— INPUT DATA —
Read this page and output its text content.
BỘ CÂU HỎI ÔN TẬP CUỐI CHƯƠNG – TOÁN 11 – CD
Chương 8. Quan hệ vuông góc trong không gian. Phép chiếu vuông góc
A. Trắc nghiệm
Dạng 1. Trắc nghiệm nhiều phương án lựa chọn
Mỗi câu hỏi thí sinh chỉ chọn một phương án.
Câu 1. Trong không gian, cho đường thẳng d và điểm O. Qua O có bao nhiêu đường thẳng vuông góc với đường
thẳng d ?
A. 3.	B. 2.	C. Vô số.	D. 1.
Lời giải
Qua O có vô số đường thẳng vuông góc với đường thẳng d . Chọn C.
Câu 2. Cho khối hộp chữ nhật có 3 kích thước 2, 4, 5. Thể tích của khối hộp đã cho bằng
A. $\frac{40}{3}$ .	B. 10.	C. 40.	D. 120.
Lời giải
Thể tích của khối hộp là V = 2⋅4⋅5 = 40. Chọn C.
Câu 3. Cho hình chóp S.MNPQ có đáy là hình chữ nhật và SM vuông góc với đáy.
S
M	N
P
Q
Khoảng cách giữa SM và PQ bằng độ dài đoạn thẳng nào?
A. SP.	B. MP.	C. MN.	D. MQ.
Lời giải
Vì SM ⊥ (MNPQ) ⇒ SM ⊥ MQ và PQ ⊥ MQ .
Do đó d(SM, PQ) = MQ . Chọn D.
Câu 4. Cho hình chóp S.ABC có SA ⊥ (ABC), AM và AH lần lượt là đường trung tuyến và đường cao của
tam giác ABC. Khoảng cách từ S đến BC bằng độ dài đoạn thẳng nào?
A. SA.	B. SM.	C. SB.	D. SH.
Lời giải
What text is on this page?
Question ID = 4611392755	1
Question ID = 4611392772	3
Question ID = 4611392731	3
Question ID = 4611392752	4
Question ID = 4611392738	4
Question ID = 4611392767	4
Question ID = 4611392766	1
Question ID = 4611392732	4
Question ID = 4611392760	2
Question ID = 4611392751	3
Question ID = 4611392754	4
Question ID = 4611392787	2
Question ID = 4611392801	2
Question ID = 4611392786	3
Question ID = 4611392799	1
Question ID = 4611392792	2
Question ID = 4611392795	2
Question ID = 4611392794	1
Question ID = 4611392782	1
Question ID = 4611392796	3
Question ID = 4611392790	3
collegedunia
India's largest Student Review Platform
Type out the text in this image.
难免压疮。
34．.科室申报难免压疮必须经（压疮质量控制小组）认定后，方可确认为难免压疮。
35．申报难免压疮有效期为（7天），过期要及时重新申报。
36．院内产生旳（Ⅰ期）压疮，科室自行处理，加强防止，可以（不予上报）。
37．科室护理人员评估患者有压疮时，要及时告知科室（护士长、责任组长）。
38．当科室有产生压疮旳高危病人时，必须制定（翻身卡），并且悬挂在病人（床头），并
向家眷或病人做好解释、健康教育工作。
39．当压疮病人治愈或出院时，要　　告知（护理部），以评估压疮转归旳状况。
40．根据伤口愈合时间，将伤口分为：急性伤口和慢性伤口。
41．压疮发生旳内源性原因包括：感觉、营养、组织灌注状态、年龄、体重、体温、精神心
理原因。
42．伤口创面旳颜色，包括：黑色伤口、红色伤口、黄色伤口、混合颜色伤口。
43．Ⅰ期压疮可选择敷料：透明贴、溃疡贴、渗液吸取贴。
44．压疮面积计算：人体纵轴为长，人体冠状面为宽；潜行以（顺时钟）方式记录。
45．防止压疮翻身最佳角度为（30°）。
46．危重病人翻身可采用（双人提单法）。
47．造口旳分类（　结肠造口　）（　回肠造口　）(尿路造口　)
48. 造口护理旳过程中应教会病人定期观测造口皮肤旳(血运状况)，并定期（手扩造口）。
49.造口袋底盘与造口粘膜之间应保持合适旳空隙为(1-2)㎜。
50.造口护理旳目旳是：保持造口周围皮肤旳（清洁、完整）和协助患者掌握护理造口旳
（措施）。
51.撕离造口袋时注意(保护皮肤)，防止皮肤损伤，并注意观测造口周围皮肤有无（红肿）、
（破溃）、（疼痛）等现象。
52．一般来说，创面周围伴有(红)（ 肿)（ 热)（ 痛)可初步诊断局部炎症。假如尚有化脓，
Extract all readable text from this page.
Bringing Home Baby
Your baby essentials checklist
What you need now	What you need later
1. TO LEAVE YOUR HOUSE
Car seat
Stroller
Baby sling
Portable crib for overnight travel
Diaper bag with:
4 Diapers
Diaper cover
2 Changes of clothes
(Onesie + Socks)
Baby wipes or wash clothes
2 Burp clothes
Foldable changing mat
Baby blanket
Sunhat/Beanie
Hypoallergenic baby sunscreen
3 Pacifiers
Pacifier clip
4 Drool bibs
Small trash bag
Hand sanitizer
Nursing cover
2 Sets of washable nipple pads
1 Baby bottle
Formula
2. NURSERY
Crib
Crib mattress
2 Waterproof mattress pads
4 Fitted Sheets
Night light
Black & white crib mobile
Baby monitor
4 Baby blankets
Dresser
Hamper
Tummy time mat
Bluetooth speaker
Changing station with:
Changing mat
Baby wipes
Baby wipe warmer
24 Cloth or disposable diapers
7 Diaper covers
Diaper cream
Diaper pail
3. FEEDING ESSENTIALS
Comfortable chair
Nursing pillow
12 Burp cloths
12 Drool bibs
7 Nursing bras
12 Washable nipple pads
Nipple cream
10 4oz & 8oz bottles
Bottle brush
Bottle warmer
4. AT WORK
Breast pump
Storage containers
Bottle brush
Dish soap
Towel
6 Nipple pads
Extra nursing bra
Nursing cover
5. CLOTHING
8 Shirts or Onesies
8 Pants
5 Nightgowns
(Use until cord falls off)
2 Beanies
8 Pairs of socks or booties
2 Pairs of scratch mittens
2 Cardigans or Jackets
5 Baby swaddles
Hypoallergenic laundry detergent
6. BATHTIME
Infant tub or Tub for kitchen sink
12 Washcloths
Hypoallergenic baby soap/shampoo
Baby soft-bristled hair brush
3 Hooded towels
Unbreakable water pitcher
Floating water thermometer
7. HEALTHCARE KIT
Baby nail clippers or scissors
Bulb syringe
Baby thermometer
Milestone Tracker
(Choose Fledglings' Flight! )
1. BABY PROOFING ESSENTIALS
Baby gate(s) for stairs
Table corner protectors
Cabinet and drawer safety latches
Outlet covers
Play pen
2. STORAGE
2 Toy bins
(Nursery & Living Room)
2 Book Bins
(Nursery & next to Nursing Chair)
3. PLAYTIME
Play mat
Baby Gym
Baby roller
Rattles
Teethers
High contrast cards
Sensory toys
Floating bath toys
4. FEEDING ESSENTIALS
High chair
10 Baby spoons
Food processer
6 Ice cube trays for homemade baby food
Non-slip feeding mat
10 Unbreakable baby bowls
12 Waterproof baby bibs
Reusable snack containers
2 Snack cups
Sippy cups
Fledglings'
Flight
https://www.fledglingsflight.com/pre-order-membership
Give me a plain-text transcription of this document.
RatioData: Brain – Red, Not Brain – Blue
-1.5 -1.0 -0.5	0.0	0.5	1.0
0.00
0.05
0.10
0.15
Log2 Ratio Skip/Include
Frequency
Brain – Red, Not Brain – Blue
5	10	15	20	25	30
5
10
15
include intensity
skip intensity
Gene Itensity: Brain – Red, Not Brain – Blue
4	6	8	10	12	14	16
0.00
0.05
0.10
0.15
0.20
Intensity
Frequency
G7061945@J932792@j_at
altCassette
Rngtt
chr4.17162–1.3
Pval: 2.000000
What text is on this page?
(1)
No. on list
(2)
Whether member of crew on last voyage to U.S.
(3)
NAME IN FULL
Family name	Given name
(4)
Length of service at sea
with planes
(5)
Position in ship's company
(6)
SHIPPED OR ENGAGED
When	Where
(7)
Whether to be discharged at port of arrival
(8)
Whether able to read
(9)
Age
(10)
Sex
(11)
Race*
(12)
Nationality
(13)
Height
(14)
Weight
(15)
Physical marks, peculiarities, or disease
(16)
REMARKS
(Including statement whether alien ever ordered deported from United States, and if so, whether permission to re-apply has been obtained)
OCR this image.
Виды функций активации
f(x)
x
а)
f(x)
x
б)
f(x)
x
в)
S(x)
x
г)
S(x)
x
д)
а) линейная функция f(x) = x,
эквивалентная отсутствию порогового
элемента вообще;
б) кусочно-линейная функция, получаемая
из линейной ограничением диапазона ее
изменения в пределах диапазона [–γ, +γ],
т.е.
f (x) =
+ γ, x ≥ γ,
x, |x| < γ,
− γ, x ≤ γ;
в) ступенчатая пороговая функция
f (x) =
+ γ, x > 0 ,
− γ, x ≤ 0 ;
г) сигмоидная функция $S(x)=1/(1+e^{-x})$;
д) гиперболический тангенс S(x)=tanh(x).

— YOUR TASK —
Search the listing for the word "Unbreakable". Copy every line in which it occurs.

— SOLUTION TO THIS EXERCISE —
Unbreakable water pitcher
10 Unbreakable baby bowls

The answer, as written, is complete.